Where a line contains the word "shuffle", copy that line.

[Figure contents as structured data]

[Begin]

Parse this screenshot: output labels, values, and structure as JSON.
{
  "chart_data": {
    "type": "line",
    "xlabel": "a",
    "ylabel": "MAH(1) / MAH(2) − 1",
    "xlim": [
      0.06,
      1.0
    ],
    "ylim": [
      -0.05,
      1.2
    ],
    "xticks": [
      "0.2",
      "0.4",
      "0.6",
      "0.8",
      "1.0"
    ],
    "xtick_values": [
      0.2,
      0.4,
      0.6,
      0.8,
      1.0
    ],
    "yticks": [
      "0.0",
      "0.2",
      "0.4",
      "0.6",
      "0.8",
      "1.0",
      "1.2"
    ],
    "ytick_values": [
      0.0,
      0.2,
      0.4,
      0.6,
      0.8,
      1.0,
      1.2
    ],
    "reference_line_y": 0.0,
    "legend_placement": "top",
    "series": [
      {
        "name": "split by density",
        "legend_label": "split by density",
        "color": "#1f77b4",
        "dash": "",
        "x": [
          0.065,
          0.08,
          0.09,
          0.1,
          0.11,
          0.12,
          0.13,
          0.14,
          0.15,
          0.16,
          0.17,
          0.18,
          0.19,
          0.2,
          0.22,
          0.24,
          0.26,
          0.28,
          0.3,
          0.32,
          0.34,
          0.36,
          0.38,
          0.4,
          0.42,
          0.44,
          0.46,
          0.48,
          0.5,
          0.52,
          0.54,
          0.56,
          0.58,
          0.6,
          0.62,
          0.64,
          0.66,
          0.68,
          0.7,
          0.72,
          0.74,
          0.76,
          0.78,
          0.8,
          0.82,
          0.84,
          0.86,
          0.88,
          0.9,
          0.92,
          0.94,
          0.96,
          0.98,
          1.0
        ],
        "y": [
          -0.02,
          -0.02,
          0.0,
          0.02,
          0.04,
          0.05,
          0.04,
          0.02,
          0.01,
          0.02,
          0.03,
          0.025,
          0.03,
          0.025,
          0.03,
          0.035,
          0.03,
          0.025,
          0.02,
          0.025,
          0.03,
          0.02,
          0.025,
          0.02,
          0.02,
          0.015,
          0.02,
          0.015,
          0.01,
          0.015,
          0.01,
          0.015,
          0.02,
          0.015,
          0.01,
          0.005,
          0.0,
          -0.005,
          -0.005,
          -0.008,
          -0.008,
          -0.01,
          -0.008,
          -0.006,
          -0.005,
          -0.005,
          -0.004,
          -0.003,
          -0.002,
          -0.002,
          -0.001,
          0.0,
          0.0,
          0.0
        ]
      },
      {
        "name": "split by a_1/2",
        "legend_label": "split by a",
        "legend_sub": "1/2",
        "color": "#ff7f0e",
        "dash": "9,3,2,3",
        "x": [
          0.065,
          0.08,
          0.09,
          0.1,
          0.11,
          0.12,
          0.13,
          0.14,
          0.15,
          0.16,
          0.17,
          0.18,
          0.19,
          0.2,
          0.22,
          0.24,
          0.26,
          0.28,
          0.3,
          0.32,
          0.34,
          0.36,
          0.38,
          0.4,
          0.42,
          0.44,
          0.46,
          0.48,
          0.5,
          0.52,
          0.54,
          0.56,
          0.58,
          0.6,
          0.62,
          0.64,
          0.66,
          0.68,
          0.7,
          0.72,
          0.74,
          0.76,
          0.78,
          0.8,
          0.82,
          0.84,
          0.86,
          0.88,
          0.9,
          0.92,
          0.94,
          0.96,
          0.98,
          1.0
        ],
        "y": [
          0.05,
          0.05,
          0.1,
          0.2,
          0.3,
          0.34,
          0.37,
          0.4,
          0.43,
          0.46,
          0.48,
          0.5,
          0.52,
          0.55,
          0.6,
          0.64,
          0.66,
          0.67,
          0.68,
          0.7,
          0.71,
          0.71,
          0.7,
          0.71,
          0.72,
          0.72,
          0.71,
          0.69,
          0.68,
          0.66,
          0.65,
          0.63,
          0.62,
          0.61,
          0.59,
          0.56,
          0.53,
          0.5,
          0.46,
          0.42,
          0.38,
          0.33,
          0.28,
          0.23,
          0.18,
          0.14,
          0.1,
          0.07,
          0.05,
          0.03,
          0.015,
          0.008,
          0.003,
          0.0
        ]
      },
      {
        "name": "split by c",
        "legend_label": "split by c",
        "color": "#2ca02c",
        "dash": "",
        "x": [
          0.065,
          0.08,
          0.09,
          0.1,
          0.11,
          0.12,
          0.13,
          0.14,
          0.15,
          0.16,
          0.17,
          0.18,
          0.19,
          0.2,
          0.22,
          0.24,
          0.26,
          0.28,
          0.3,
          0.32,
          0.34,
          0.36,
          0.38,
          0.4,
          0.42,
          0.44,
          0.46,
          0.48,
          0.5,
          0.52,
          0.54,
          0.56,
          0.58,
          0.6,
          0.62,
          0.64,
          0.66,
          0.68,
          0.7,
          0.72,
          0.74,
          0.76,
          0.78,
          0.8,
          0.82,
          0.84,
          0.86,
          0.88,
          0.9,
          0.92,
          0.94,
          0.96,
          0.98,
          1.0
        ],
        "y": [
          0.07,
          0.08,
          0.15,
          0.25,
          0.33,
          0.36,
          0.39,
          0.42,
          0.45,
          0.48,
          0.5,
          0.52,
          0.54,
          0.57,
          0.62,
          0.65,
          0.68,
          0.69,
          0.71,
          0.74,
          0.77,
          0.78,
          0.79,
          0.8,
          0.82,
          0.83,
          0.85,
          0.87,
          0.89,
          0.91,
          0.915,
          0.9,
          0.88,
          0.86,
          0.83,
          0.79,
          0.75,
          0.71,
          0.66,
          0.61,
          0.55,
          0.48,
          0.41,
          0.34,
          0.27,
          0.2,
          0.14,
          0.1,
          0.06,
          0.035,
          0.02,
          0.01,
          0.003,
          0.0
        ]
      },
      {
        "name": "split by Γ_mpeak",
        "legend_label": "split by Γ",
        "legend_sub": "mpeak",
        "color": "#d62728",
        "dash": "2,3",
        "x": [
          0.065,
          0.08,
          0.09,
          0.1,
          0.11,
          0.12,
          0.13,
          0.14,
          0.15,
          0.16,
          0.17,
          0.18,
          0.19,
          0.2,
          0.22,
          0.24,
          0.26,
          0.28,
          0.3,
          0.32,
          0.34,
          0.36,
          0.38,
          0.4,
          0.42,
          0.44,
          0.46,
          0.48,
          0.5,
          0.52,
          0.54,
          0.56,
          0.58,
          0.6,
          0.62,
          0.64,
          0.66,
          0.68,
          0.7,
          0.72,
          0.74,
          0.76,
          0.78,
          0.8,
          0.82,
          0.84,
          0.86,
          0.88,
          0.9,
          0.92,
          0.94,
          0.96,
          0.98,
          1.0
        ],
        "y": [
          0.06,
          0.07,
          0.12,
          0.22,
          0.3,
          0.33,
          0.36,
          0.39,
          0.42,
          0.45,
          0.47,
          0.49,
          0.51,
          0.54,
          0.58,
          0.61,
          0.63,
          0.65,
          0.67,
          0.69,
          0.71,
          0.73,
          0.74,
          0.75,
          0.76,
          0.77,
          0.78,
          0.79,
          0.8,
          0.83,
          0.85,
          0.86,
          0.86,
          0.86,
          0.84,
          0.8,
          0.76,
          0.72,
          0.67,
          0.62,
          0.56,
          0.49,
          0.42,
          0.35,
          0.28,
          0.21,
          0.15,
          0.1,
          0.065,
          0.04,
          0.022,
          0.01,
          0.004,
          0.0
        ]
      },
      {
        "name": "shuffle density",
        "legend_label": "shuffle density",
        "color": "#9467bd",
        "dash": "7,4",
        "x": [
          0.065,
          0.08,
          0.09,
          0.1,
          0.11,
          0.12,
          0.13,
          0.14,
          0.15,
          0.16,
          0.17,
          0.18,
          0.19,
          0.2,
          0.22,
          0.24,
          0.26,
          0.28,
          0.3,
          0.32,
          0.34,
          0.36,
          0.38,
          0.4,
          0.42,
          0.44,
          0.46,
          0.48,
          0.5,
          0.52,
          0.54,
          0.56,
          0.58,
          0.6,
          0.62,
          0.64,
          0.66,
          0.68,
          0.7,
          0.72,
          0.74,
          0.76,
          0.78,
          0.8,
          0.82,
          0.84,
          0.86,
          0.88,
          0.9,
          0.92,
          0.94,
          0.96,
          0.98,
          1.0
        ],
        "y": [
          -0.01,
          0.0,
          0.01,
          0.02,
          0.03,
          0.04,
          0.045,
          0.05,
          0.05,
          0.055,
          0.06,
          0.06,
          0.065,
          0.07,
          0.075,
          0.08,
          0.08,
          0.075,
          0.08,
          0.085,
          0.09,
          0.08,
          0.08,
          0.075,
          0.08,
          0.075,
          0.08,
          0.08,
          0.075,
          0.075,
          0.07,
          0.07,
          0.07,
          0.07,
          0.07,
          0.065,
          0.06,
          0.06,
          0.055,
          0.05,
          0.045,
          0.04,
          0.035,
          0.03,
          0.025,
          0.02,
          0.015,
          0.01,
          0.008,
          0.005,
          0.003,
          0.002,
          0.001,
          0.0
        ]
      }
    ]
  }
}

[End]

## Exercise response
        "name": "shuffle density",
        "legend_label": "shuffle density",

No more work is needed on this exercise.